Given task: Copy the records below exactly, leaving out any pictures.

Records supplied:
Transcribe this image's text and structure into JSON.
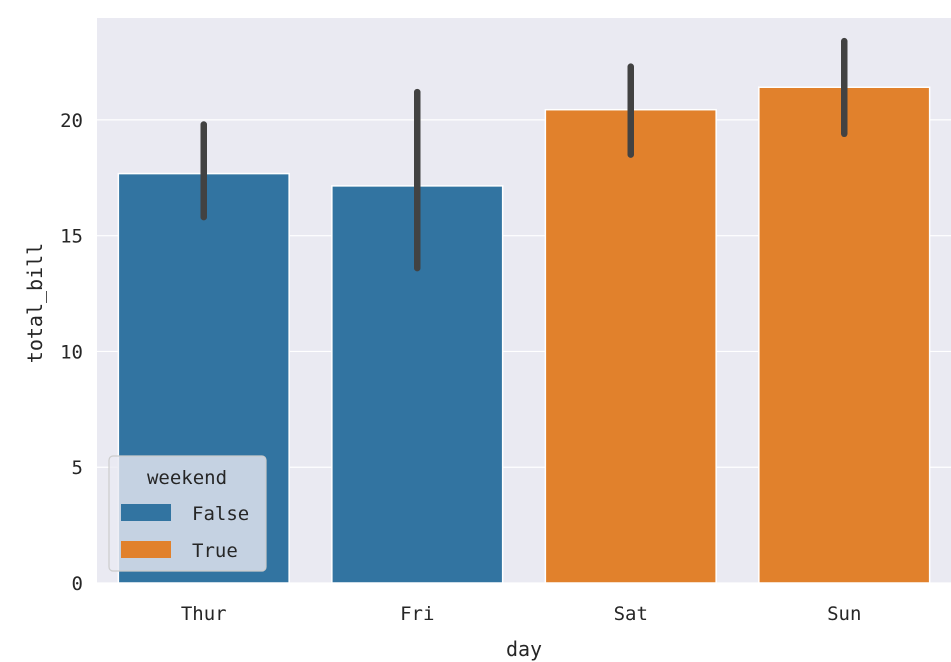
{
  "chart_data": {
    "type": "bar",
    "title": "",
    "xlabel": "day",
    "ylabel": "total_bill",
    "categories": [
      "Thur",
      "Fri",
      "Sat",
      "Sun"
    ],
    "values": [
      17.68,
      17.15,
      20.44,
      21.41
    ],
    "error_low": [
      15.8,
      13.6,
      18.5,
      19.4
    ],
    "error_high": [
      19.8,
      21.2,
      22.3,
      23.4
    ],
    "hue": [
      false,
      false,
      true,
      true
    ],
    "ylim": [
      0,
      24.4
    ],
    "yticks": [
      0,
      5,
      10,
      15,
      20
    ],
    "grid": true,
    "legend": {
      "title": "weekend",
      "placement": "lower-left",
      "entries": [
        {
          "label": "False",
          "color": "#3274a1"
        },
        {
          "label": "True",
          "color": "#e1812c"
        }
      ]
    },
    "colors": {
      "background": "#eaeaf2",
      "grid": "#ffffff",
      "error_bar": "#424242",
      "false": "#3274a1",
      "true": "#e1812c"
    }
  }
}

Complete response:
Transcribe this image's text and structure into JSON.
{
  "chart_data": {
    "type": "bar",
    "title": "",
    "xlabel": "day",
    "ylabel": "total_bill",
    "categories": [
      "Thur",
      "Fri",
      "Sat",
      "Sun"
    ],
    "values": [
      17.68,
      17.15,
      20.44,
      21.41
    ],
    "error_low": [
      15.8,
      13.6,
      18.5,
      19.4
    ],
    "error_high": [
      19.8,
      21.2,
      22.3,
      23.4
    ],
    "hue": [
      false,
      false,
      true,
      true
    ],
    "ylim": [
      0,
      24.4
    ],
    "yticks": [
      0,
      5,
      10,
      15,
      20
    ],
    "grid": true,
    "legend": {
      "title": "weekend",
      "placement": "lower-left",
      "entries": [
        {
          "label": "False",
          "color": "#3274a1"
        },
        {
          "label": "True",
          "color": "#e1812c"
        }
      ]
    },
    "colors": {
      "background": "#eaeaf2",
      "grid": "#ffffff",
      "error_bar": "#424242",
      "false": "#3274a1",
      "true": "#e1812c"
    }
  }
}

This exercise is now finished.